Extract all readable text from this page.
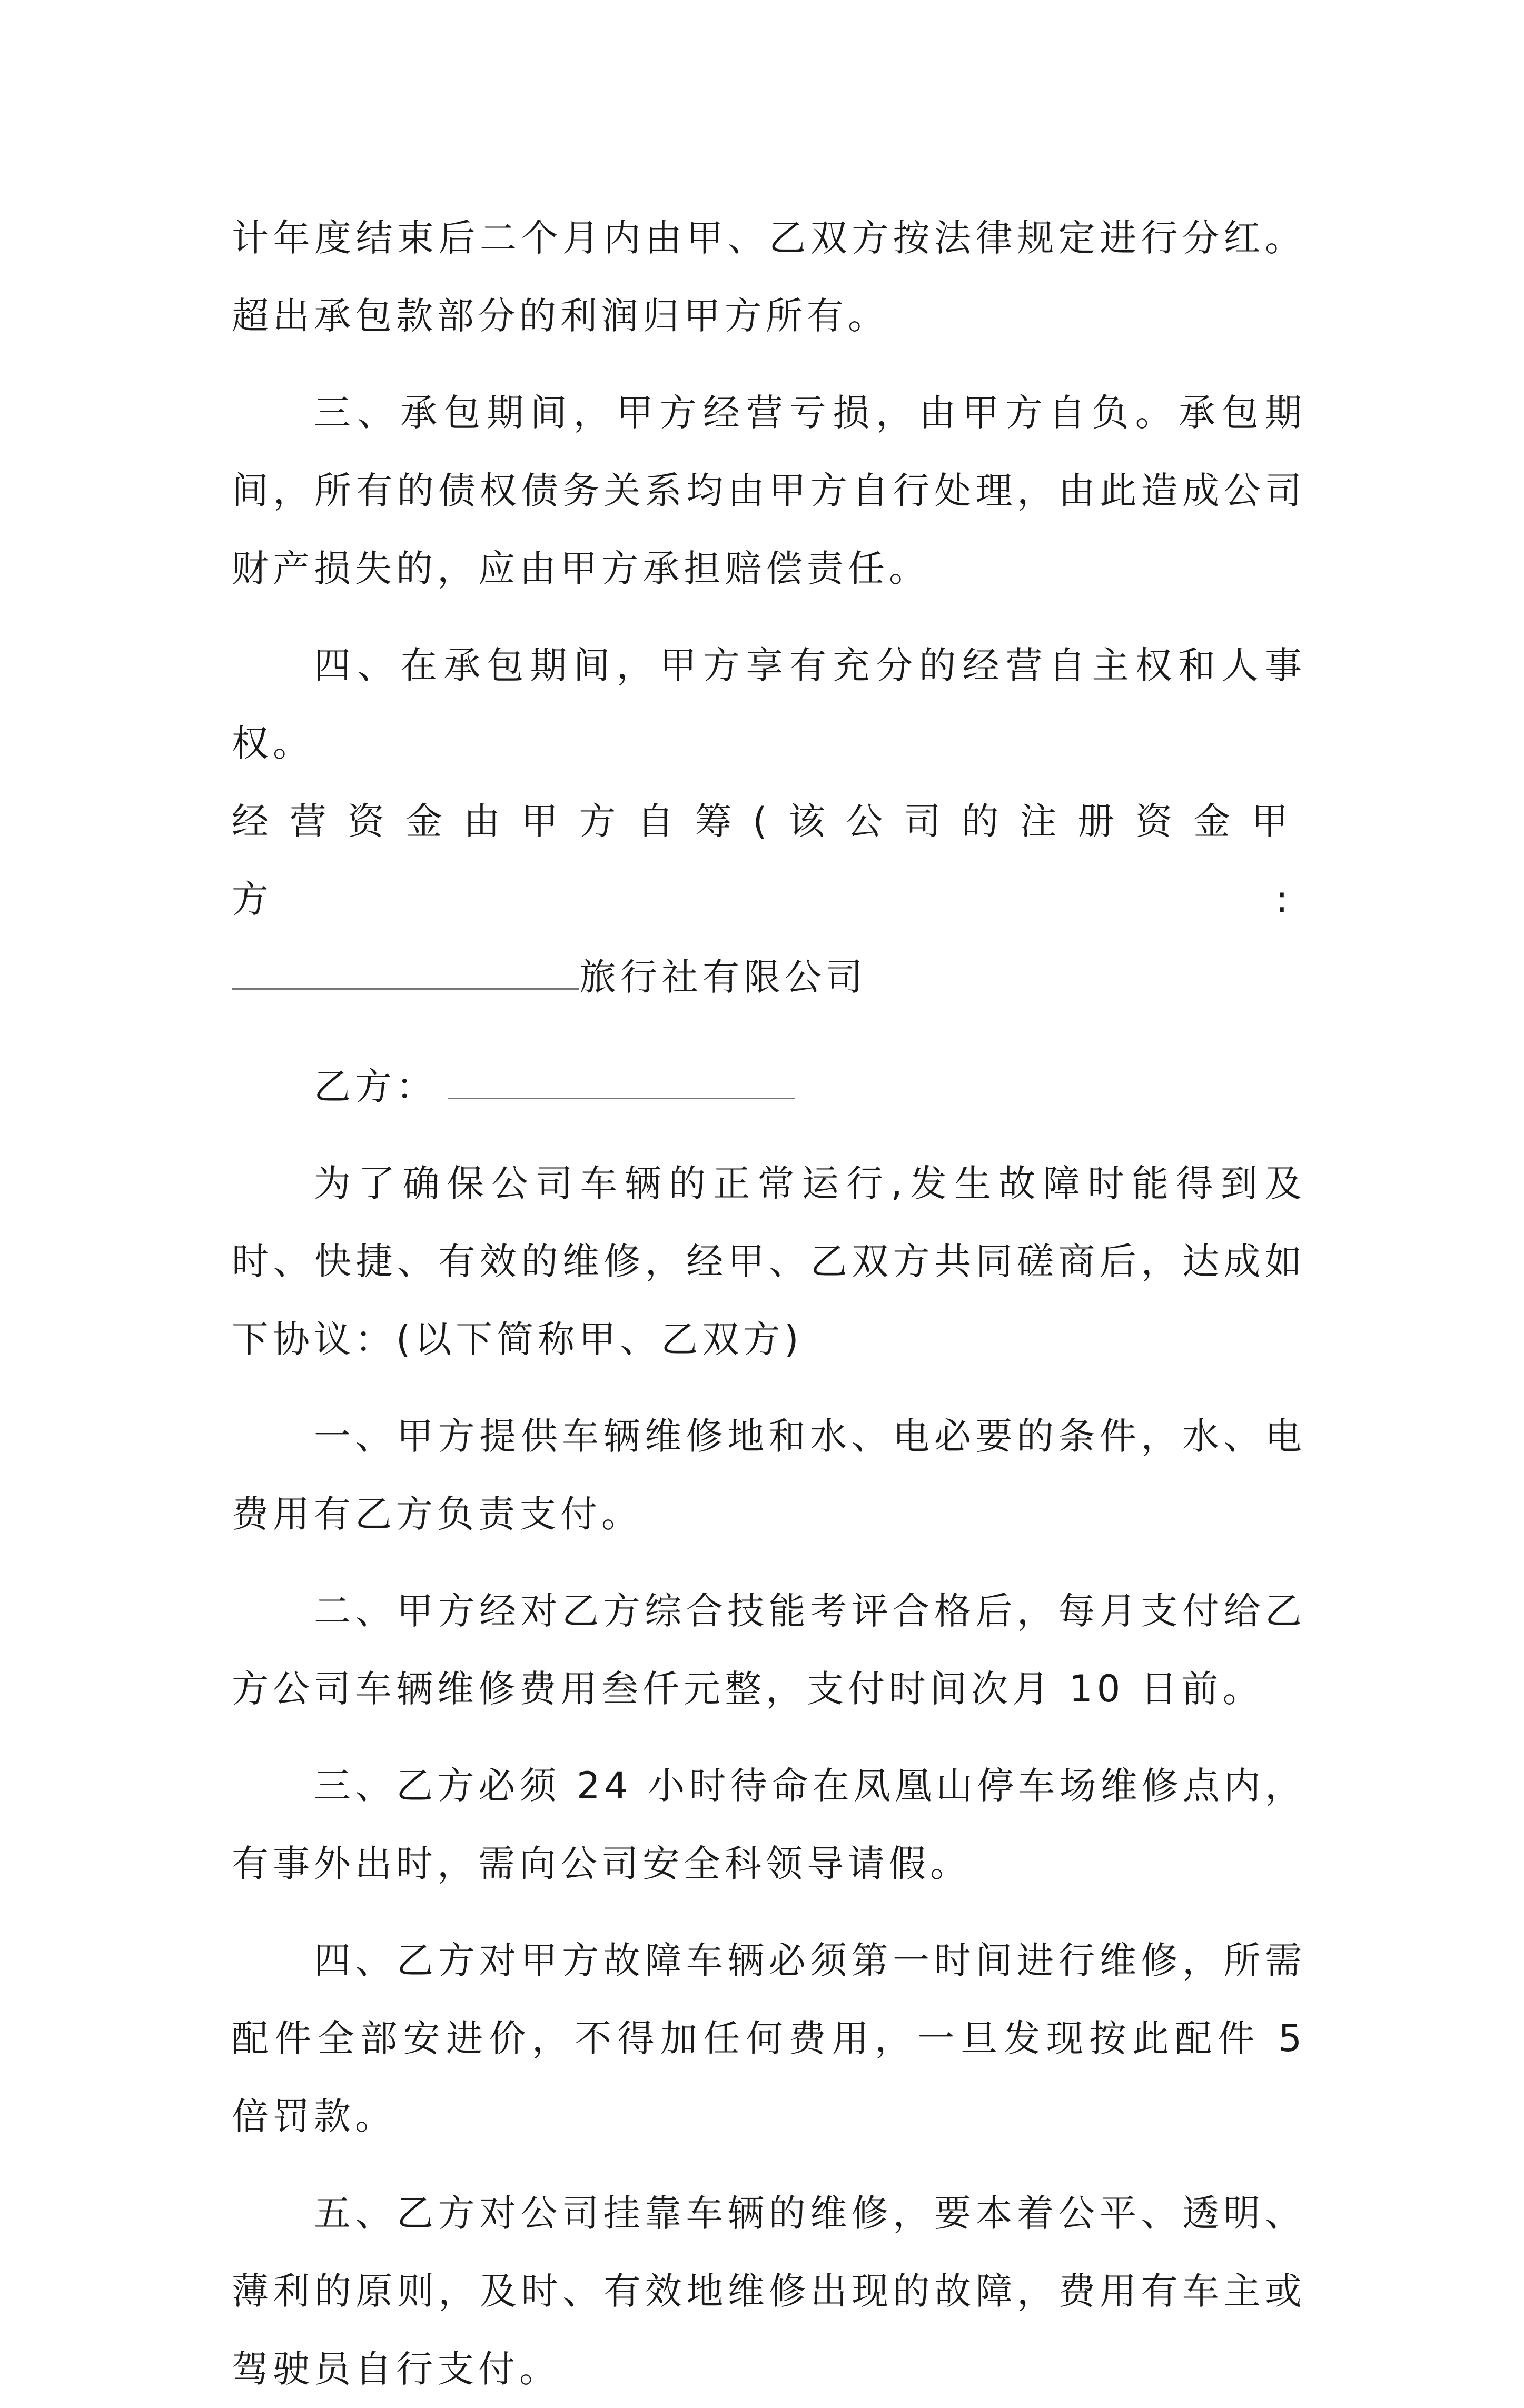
计年度结束后二个月内由甲、乙双方按法律规定进行分红。超出承包款部分的利润归甲方所有。

三、承包期间，甲方经营亏损，由甲方自负。承包期间，所有的债权债务关系均由甲方自行处理，由此造成公司财产损失的，应由甲方承担赔偿责任。

四、在承包期间，甲方享有充分的经营自主权和人事权。

经营资金由甲方自筹(该公司的注册资金甲方:

旅行社有限公司

乙方：

为了确保公司车辆的正常运行,发生故障时能得到及时、快捷、有效的维修，经甲、乙双方共同磋商后，达成如下协议：(以下简称甲、乙双方)

一、甲方提供车辆维修地和水、电必要的条件，水、电费用有乙方负责支付。

二、甲方经对乙方综合技能考评合格后，每月支付给乙方公司车辆维修费用叁仟元整，支付时间次月 10 日前。

三、乙方必须 24 小时待命在凤凰山停车场维修点内，有事外出时，需向公司安全科领导请假。

四、乙方对甲方故障车辆必须第一时间进行维修，所需配件全部安进价，不得加任何费用，一旦发现按此配件 5 倍罚款。

五、乙方对公司挂靠车辆的维修，要本着公平、透明、薄利的原则，及时、有效地维修出现的故障，费用有车主或驾驶员自行支付。
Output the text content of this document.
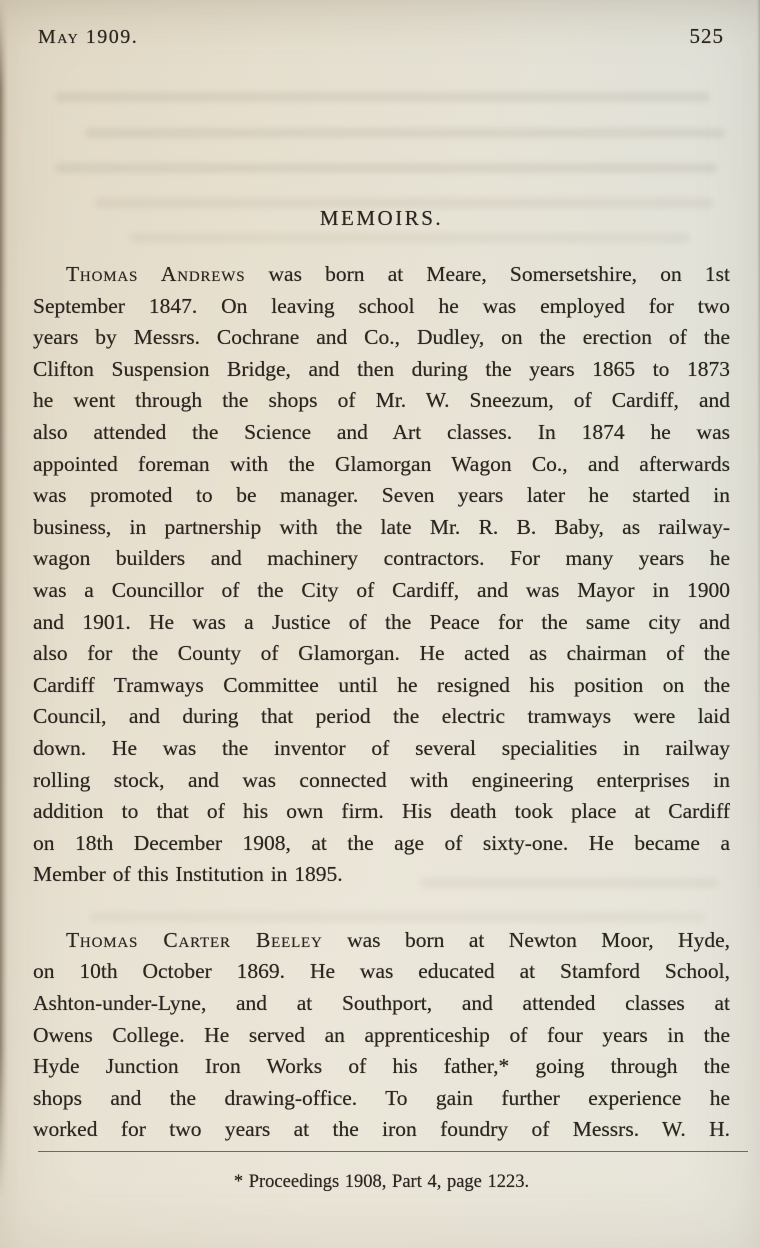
May 1909.	525
MEMOIRS.
Thomas Andrews was born at Meare, Somersetshire, on 1st
September 1847. On leaving school he was employed for two
years by Messrs. Cochrane and Co., Dudley, on the erection of the
Clifton Suspension Bridge, and then during the years 1865 to 1873
he went through the shops of Mr. W. Sneezum, of Cardiff, and
also attended the Science and Art classes. In 1874 he was
appointed foreman with the Glamorgan Wagon Co., and afterwards
was promoted to be manager. Seven years later he started in
business, in partnership with the late Mr. R. B. Baby, as railway-
wagon builders and machinery contractors. For many years he
was a Councillor of the City of Cardiff, and was Mayor in 1900
and 1901. He was a Justice of the Peace for the same city and
also for the County of Glamorgan. He acted as chairman of the
Cardiff Tramways Committee until he resigned his position on the
Council, and during that period the electric tramways were laid
down. He was the inventor of several specialities in railway
rolling stock, and was connected with engineering enterprises in
addition to that of his own firm. His death took place at Cardiff
on 18th December 1908, at the age of sixty-one. He became a
Member of this Institution in 1895.
Thomas Carter Beeley was born at Newton Moor, Hyde,
on 10th October 1869. He was educated at Stamford School,
Ashton-under-Lyne, and at Southport, and attended classes at
Owens College. He served an apprenticeship of four years in the
Hyde Junction Iron Works of his father,* going through the
shops and the drawing-office. To gain further experience he
worked for two years at the iron foundry of Messrs. W. H.
* Proceedings 1908, Part 4, page 1223.
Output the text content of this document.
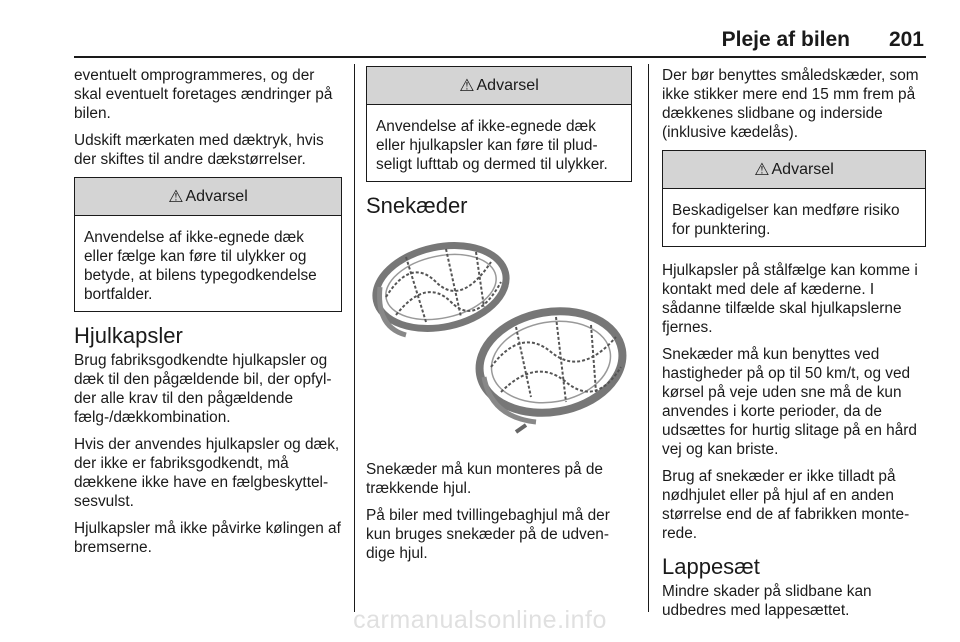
Pleje af bilen 201

eventuelt omprogrammeres, og der skal eventuelt foretages ændringer på bilen.

Udskift mærkaten med dæktryk, hvis der skiftes til andre dækstørrelser.

⚠ Advarsel
Anvendelse af ikke-egnede dæk eller fælge kan føre til ulykker og betyde, at bilens typegodkendelse bortfalder.
Hjulkapsler

Brug fabriksgodkendte hjulkapsler og dæk til den pågældende bil, der opfylder alle krav til den pågældende fælg-/dækkombination.

Hvis der anvendes hjulkapsler og dæk, der ikke er fabriksgodkendt, må dækkene ikke have en fælgbeskyttelsesvulst.

Hjulkapsler må ikke påvirke kølingen af bremserne.

⚠ Advarsel
Anvendelse af ikke-egnede dæk eller hjulkapsler kan føre til pludseligt lufttab og dermed til ulykker.
Snekæder

Snekæder må kun monteres på de trækkende hjul.

På biler med tvillingebaghjul må der kun bruges snekæder på de udvendige hjul.

Der bør benyttes småledskæder, som ikke stikker mere end 15 mm frem på dækkenes slidbane og inderside (inklusive kædelås).

⚠ Advarsel
Beskadigelser kan medføre risiko for punktering.

Hjulkapsler på stålfælge kan komme i kontakt med dele af kæderne. I sådanne tilfælde skal hjulkapslerne fjernes.

Snekæder må kun benyttes ved hastigheder på op til 50 km/t, og ved kørsel på veje uden sne må de kun anvendes i korte perioder, da de udsættes for hurtig slitage på en hård vej og kan briste.

Brug af snekæder er ikke tilladt på nødhjulet eller på hjul af en anden størrelse end de af fabrikken monterede.

Lappesæt

Mindre skader på slidbane kan udbedres med lappesættet.

carmanualsonline.info
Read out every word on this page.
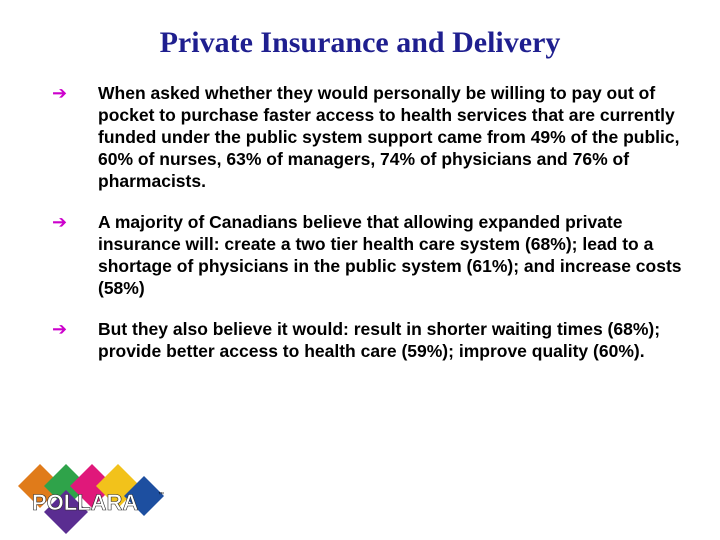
Private Insurance and Delivery
➔	When asked whether they would personally be willing to pay out of pocket to purchase faster access to health services that are currently funded under the public system support came from 49% of the public, 60% of nurses, 63% of managers, 74% of physicians and 76% of pharmacists.
➔	A majority of Canadians believe that allowing expanded private insurance will: create a two tier health care system (68%); lead to a shortage of physicians in the public system (61%); and increase costs (58%)
➔	But they also believe it would: result in shorter waiting times (68%); provide better access to health care (59%); improve quality (60%).
POLLARA	™
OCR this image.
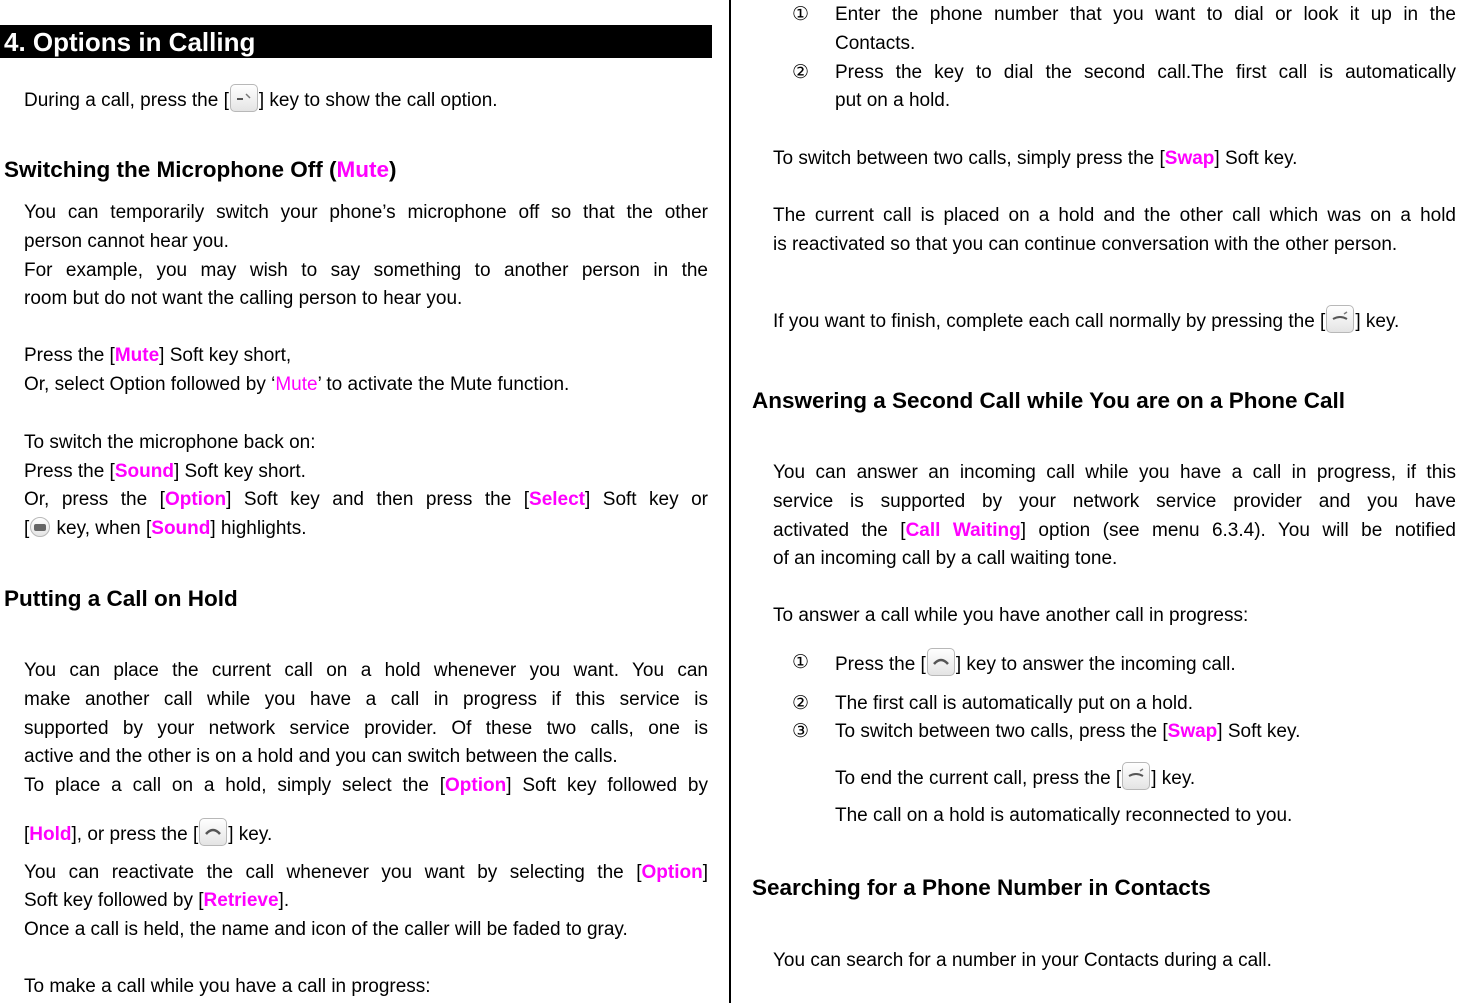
4. Options in Calling
During a call, press the [ ] key to show the call option.
Switching the Microphone Off (Mute)
You can temporarily switch your phone’s microphone off so that the other
person cannot hear you.
For example, you may wish to say something to another person in the
room but do not want the calling person to hear you.
Press the [Mute] Soft key short,
Or, select Option followed by ‘Mute’ to activate the Mute function.
To switch the microphone back on:
Press the [Sound] Soft key short.
Or, press the [Option] Soft key and then press the [Select] Soft key or
[
key, when [Sound] highlights.
Putting a Call on Hold
You can place the current call on a hold whenever you want. You can
make another call while you have a call in progress if this service is
supported by your network service provider. Of these two calls, one is
active and the other is on a hold and you can switch between the calls.
To place a call on a hold, simply select the [Option] Soft key followed by
[Hold], or press the [ ] key.
You can reactivate the call whenever you want by selecting the [Option]
Soft key followed by [Retrieve].
Once a call is held, the name and icon of the caller will be faded to gray.
To make a call while you have a call in progress:
① Enter the phone number that you want to dial or look it up in the
Contacts.
② Press the key to dial the second call.The first call is automatically
put on a hold.
To switch between two calls, simply press the [Swap] Soft key.
The current call is placed on a hold and the other call which was on a hold
is reactivated so that you can continue conversation with the other person.
If you want to finish, complete each call normally by pressing the [ ] key.
Answering a Second Call while You are on a Phone Call
You can answer an incoming call while you have a call in progress, if this
service is supported by your network service provider and you have
activated the [Call Waiting] option (see menu 6.3.4). You will be notified
of an incoming call by a call waiting tone.
To answer a call while you have another call in progress:
① Press the [ ] key to answer the incoming call.
② The first call is automatically put on a hold.
③ To switch between two calls, press the [Swap] Soft key.
To end the current call, press the [ ] key.
The call on a hold is automatically reconnected to you.
Searching for a Phone Number in Contacts
You can search for a number in your Contacts during a call.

-*-*-

Exercise goal: Search the data for the string "hear". List each line that has it.

Solved exercise:
person cannot hear you.
room but do not want the calling person to hear you.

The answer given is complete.